[Start of PROVIDED DATA]

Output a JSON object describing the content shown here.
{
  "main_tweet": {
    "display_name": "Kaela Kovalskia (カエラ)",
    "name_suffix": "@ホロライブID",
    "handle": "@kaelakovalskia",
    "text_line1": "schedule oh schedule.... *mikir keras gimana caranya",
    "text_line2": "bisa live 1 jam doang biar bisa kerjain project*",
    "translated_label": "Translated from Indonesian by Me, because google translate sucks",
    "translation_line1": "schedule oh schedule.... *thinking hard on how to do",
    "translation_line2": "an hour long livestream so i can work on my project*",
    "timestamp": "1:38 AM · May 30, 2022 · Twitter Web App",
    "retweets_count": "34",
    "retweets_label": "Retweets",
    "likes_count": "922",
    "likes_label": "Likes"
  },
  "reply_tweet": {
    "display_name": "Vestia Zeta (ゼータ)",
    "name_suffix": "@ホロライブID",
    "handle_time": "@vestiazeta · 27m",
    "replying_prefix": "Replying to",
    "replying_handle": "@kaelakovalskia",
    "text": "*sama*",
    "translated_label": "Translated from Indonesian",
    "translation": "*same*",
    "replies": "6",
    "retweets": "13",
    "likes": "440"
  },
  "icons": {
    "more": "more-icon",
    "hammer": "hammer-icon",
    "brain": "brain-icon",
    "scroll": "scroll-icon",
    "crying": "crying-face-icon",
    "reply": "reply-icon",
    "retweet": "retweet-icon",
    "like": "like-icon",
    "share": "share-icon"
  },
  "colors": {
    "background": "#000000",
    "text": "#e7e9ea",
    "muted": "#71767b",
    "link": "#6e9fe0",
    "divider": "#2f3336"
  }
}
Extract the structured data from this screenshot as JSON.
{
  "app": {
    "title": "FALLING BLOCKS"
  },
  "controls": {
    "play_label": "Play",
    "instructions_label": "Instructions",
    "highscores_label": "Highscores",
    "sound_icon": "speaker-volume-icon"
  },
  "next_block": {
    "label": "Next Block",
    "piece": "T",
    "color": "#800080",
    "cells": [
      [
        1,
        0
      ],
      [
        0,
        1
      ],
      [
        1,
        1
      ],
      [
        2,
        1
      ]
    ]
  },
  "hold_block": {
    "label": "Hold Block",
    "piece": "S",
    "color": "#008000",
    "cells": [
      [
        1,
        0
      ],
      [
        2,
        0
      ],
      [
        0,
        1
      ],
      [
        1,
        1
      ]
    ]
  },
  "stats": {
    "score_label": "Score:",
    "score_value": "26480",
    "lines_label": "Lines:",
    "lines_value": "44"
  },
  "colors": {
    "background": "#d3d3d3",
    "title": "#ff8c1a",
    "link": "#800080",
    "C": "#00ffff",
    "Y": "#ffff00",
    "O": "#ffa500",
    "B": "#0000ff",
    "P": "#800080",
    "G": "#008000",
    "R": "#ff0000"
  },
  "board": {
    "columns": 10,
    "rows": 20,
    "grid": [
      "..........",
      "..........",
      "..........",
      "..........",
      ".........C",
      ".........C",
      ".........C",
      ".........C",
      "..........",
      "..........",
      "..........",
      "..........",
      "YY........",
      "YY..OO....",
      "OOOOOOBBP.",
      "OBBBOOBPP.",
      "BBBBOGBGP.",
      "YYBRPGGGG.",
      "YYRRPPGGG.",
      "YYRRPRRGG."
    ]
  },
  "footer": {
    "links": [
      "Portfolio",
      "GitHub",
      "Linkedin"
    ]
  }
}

[End of PROVIDED DATA]

Quote all the records. Keep every word exact.

Output a JSON object describing the content shown here.
{
  "main_tweet": {
    "display_name": "Kaela Kovalskia (カエラ)",
    "name_suffix": "@ホロライブID",
    "handle": "@kaelakovalskia",
    "text_line1": "schedule oh schedule.... *mikir keras gimana caranya",
    "text_line2": "bisa live 1 jam doang biar bisa kerjain project*",
    "translated_label": "Translated from Indonesian by Me, because google translate sucks",
    "translation_line1": "schedule oh schedule.... *thinking hard on how to do",
    "translation_line2": "an hour long livestream so i can work on my project*",
    "timestamp": "1:38 AM · May 30, 2022 · Twitter Web App",
    "retweets_count": "34",
    "retweets_label": "Retweets",
    "likes_count": "922",
    "likes_label": "Likes"
  },
  "reply_tweet": {
    "display_name": "Vestia Zeta (ゼータ)",
    "name_suffix": "@ホロライブID",
    "handle_time": "@vestiazeta · 27m",
    "replying_prefix": "Replying to",
    "replying_handle": "@kaelakovalskia",
    "text": "*sama*",
    "translated_label": "Translated from Indonesian",
    "translation": "*same*",
    "replies": "6",
    "retweets": "13",
    "likes": "440"
  },
  "icons": {
    "more": "more-icon",
    "hammer": "hammer-icon",
    "brain": "brain-icon",
    "scroll": "scroll-icon",
    "crying": "crying-face-icon",
    "reply": "reply-icon",
    "retweet": "retweet-icon",
    "like": "like-icon",
    "share": "share-icon"
  },
  "colors": {
    "background": "#000000",
    "text": "#e7e9ea",
    "muted": "#71767b",
    "link": "#6e9fe0",
    "divider": "#2f3336"
  }
}
Extract the structured data from this screenshot as JSON.
{
  "app": {
    "title": "FALLING BLOCKS"
  },
  "controls": {
    "play_label": "Play",
    "instructions_label": "Instructions",
    "highscores_label": "Highscores",
    "sound_icon": "speaker-volume-icon"
  },
  "next_block": {
    "label": "Next Block",
    "piece": "T",
    "color": "#800080",
    "cells": [
      [
        1,
        0
      ],
      [
        0,
        1
      ],
      [
        1,
        1
      ],
      [
        2,
        1
      ]
    ]
  },
  "hold_block": {
    "label": "Hold Block",
    "piece": "S",
    "color": "#008000",
    "cells": [
      [
        1,
        0
      ],
      [
        2,
        0
      ],
      [
        0,
        1
      ],
      [
        1,
        1
      ]
    ]
  },
  "stats": {
    "score_label": "Score:",
    "score_value": "26480",
    "lines_label": "Lines:",
    "lines_value": "44"
  },
  "colors": {
    "background": "#d3d3d3",
    "title": "#ff8c1a",
    "link": "#800080",
    "C": "#00ffff",
    "Y": "#ffff00",
    "O": "#ffa500",
    "B": "#0000ff",
    "P": "#800080",
    "G": "#008000",
    "R": "#ff0000"
  },
  "board": {
    "columns": 10,
    "rows": 20,
    "grid": [
      "..........",
      "..........",
      "..........",
      "..........",
      ".........C",
      ".........C",
      ".........C",
      ".........C",
      "..........",
      "..........",
      "..........",
      "..........",
      "YY........",
      "YY..OO....",
      "OOOOOOBBP.",
      "OBBBOOBPP.",
      "BBBBOGBGP.",
      "YYBRPGGGG.",
      "YYRRPPGGG.",
      "YYRRPRRGG."
    ]
  },
  "footer": {
    "links": [
      "Portfolio",
      "GitHub",
      "Linkedin"
    ]
  }
}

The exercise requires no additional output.